> WRITTEN INSTRUCTION
In the listing that follows, count every line with the word "nothing" in it and write only the total.

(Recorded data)
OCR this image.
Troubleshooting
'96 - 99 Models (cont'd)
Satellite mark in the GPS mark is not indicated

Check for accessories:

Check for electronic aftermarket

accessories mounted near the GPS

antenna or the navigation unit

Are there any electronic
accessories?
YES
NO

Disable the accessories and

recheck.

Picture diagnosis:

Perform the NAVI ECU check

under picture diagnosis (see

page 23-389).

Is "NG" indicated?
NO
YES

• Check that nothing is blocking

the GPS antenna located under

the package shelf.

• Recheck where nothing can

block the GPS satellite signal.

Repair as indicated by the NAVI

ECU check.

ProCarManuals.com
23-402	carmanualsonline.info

--

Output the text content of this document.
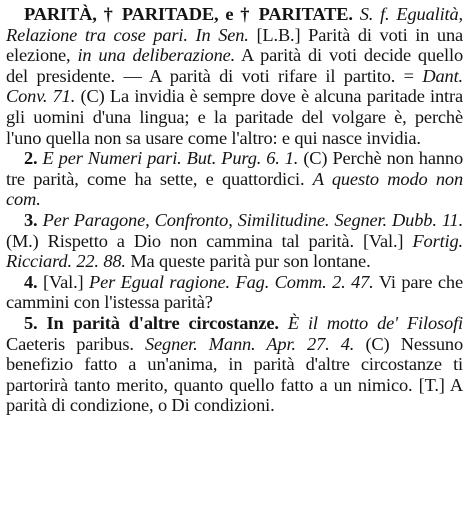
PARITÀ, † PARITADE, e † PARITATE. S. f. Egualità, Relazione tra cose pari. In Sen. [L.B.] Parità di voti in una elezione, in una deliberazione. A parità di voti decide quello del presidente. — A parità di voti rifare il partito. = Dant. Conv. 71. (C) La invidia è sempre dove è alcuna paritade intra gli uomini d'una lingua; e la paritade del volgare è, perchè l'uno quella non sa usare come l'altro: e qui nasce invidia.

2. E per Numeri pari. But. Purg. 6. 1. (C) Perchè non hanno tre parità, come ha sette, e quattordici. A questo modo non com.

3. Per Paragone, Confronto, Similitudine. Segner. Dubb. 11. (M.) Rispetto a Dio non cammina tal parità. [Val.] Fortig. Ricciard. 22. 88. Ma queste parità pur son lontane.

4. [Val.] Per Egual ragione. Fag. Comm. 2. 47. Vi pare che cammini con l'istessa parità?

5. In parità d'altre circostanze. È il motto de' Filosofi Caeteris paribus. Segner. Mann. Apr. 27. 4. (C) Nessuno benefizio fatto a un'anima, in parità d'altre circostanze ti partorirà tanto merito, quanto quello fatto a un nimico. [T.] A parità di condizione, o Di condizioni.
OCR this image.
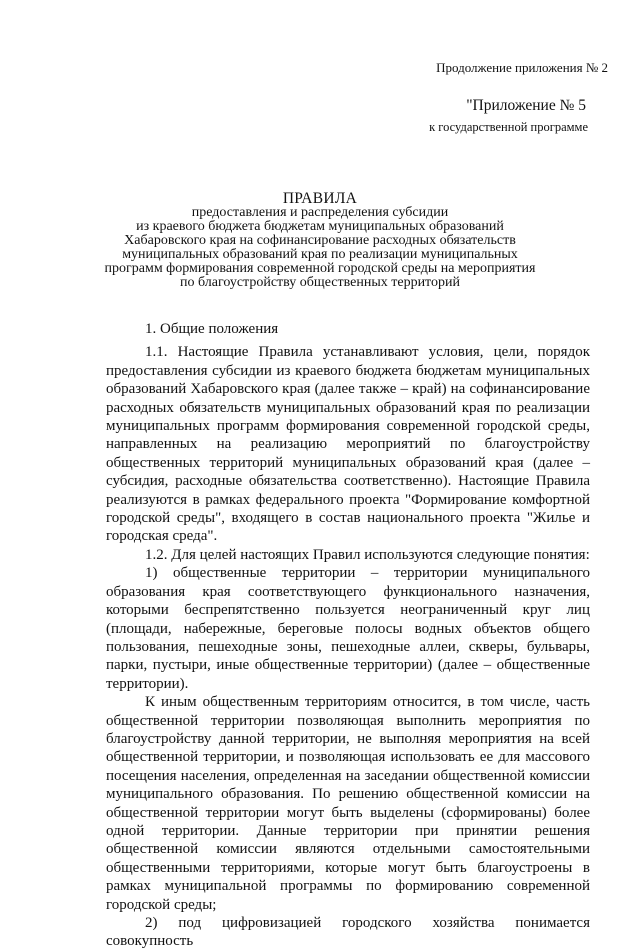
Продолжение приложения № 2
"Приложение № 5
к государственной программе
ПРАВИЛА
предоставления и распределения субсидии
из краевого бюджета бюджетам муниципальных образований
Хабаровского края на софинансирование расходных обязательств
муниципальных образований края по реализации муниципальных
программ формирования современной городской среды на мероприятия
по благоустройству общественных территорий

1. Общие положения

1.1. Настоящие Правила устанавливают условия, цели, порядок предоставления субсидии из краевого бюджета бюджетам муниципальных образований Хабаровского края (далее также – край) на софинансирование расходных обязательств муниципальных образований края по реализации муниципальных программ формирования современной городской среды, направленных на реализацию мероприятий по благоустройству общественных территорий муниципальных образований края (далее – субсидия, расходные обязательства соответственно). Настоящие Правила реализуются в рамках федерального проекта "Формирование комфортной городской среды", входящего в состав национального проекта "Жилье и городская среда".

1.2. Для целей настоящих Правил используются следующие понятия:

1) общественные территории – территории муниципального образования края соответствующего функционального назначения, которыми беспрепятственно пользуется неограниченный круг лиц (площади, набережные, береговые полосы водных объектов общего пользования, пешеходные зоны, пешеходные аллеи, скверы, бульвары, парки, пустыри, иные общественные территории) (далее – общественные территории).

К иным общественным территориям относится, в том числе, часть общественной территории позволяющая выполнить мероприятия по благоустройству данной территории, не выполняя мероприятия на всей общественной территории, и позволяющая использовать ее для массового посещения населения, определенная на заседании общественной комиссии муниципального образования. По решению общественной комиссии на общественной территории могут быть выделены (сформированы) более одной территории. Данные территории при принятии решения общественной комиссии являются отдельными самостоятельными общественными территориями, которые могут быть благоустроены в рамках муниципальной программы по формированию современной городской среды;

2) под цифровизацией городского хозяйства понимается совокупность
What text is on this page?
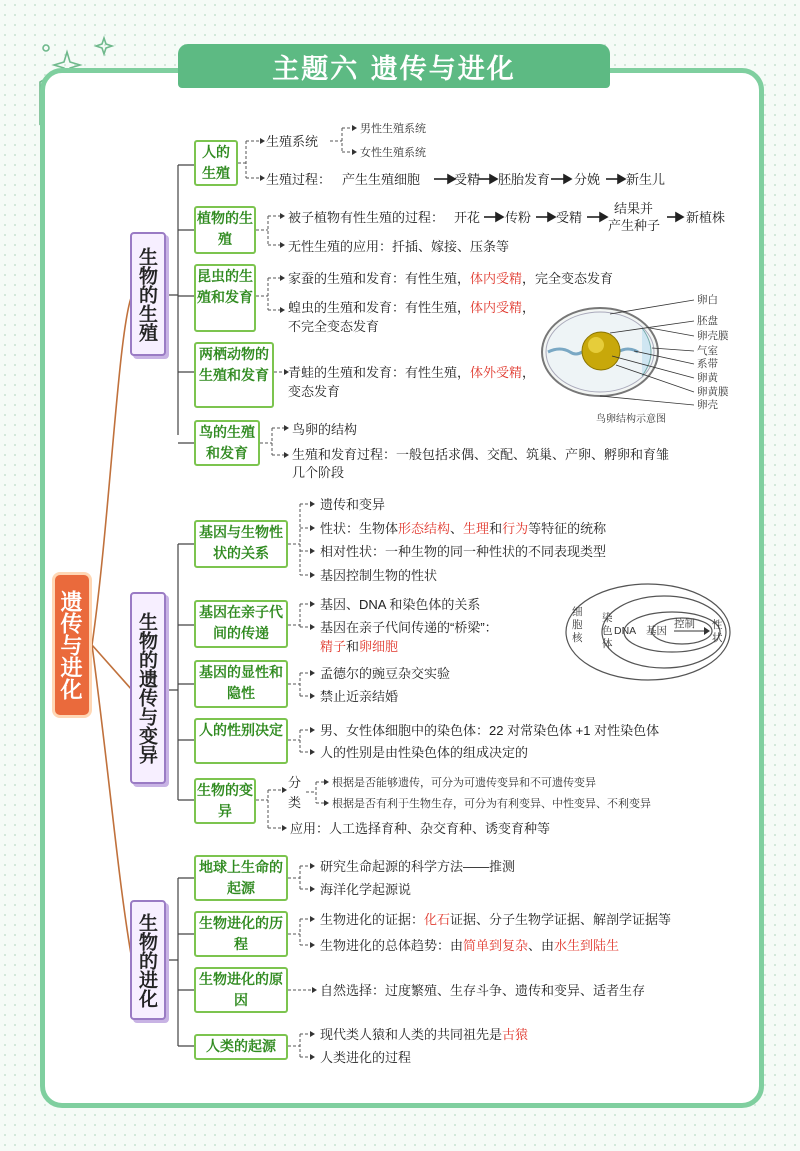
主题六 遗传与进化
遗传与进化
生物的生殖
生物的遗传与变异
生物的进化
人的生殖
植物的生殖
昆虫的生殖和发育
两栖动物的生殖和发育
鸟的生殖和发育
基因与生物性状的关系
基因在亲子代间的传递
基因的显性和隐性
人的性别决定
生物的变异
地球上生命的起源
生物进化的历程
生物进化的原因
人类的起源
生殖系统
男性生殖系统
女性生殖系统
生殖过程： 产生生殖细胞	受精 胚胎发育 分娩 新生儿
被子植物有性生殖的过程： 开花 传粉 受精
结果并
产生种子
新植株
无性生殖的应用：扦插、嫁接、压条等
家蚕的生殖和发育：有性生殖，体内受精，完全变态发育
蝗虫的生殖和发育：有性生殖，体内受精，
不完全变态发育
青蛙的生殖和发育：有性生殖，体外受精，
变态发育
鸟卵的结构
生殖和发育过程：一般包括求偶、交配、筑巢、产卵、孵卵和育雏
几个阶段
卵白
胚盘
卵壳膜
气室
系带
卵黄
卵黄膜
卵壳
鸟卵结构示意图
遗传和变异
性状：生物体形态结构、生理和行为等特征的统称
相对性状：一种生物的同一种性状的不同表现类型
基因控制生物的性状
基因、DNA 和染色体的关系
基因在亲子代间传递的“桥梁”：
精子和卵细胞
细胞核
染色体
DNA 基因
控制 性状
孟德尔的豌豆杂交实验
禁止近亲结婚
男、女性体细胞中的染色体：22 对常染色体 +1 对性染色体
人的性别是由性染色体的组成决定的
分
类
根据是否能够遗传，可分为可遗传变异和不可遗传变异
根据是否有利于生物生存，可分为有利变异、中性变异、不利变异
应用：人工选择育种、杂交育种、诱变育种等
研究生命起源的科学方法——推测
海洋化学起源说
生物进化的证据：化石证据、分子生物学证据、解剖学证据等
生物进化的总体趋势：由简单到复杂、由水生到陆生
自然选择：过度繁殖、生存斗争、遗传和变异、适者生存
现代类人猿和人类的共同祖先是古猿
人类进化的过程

* * *

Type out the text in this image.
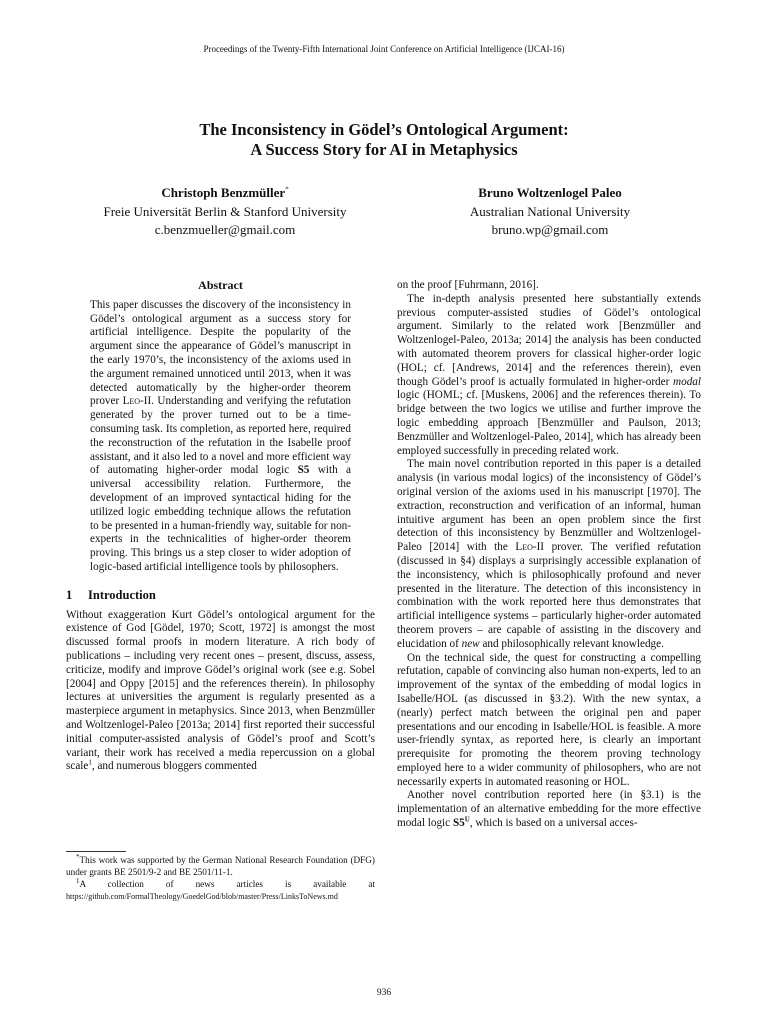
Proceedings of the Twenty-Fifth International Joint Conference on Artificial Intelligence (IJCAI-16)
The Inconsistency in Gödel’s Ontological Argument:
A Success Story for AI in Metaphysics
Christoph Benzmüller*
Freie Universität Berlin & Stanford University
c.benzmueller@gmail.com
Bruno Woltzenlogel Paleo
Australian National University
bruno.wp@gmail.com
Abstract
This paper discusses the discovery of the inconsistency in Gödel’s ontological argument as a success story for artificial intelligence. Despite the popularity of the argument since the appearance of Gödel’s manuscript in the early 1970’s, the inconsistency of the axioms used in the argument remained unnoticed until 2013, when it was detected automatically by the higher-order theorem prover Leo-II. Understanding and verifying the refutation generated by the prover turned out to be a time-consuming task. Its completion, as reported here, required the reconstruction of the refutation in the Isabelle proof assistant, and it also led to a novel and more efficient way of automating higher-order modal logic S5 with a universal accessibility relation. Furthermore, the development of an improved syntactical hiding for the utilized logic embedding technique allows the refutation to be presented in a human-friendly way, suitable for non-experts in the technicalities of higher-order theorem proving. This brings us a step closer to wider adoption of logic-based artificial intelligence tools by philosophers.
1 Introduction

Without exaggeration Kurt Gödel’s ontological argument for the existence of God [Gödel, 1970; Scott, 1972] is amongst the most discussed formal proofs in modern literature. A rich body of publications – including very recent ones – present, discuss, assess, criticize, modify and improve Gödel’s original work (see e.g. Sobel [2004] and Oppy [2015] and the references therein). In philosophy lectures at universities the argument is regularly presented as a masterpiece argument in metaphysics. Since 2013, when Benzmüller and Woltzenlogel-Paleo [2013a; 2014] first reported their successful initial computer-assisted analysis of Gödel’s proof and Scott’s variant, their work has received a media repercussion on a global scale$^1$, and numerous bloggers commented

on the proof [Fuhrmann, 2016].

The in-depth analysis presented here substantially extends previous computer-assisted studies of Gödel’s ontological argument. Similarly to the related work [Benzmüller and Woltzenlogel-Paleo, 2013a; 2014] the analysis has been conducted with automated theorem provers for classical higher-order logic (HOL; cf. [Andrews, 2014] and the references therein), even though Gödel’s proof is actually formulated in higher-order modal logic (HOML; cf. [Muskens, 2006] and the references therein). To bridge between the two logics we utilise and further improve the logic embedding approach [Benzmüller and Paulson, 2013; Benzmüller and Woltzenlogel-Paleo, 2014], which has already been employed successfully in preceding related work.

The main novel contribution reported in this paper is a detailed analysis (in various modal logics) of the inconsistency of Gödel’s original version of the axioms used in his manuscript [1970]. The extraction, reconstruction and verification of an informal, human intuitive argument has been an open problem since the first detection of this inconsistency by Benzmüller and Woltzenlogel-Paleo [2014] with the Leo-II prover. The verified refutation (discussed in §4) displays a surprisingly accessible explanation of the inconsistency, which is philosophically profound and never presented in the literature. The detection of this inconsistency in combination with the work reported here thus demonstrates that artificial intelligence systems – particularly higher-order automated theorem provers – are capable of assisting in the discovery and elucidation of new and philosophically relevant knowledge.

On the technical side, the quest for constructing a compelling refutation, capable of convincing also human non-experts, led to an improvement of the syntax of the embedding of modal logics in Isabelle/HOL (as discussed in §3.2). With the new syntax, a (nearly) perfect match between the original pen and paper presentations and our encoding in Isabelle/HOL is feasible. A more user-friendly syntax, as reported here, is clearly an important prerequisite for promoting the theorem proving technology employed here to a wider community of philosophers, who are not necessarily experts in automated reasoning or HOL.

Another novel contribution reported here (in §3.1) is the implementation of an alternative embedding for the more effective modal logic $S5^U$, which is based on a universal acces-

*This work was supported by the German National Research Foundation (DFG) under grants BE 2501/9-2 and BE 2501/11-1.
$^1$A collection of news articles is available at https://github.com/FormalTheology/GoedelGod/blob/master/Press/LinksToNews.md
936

> EXPECTED OUTPUT
2